=== PROBLEM DETAILS ===
Sort through the data and copy the lines holding the word "玉林中学".

=== DATA IN THIS EXERCISE ===
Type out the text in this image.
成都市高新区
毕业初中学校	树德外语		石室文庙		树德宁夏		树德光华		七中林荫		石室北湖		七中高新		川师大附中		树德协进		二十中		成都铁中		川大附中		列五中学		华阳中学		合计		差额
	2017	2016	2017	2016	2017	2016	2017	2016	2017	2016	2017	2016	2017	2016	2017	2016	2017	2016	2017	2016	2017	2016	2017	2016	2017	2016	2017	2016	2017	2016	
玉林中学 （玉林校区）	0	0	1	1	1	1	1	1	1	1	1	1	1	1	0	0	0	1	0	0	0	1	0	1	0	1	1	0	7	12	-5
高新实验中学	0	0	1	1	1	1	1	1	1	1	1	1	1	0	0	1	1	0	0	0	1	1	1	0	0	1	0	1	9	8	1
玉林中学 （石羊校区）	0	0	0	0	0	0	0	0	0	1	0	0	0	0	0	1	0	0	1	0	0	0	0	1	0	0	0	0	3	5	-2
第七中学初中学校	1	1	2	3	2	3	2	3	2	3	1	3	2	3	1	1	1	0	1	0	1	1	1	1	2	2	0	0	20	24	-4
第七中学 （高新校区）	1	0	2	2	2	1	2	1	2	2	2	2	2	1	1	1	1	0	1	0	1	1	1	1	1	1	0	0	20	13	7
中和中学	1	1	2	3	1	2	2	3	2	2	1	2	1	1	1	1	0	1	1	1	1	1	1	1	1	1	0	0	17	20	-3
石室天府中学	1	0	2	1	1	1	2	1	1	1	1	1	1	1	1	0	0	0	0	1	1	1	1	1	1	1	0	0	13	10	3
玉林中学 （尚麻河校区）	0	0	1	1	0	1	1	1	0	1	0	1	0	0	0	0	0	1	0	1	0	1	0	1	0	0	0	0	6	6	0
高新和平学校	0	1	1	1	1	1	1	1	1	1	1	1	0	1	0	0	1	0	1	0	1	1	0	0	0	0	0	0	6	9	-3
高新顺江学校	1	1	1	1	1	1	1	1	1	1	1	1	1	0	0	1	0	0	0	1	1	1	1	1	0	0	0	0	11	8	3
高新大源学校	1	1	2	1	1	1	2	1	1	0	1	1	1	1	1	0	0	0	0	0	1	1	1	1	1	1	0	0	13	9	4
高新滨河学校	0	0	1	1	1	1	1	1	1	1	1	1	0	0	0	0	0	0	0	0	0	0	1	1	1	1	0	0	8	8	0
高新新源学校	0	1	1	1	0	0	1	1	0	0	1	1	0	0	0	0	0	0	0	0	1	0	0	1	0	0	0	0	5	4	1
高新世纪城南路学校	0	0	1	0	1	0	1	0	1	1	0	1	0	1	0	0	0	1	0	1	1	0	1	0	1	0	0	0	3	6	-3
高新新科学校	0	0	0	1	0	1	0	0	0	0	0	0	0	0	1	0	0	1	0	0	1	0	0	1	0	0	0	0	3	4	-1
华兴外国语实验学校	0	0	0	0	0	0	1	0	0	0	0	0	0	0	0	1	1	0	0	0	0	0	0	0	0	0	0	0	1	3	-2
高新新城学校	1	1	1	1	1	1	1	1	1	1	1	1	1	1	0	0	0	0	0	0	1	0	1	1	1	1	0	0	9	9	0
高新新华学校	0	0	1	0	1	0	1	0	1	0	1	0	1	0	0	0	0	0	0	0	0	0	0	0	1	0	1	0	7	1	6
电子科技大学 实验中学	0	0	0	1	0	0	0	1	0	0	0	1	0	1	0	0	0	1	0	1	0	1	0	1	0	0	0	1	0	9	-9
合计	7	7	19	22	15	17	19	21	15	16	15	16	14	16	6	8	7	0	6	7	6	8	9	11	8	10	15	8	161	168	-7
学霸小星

=== WRITTEN REPLY ===
玉林中学 （玉林校区）	0	0	1	1	1	1	1	1	1	1	1	1	1	1	0	0	0	1	0	0	0	1	0	1	0	1	1	0	7	12	-5
玉林中学 （石羊校区）	0	0	0	0	0	0	0	0	0	1	0	0	0	0	0	1	0	0	1	0	0	0	0	1	0	0	0	0	3	5	-2
玉林中学 （尚麻河校区）	0	0	1	1	0	1	1	1	0	1	0	1	0	0	0	0	0	1	0	1	0	1	0	1	0	0	0	0	6	6	0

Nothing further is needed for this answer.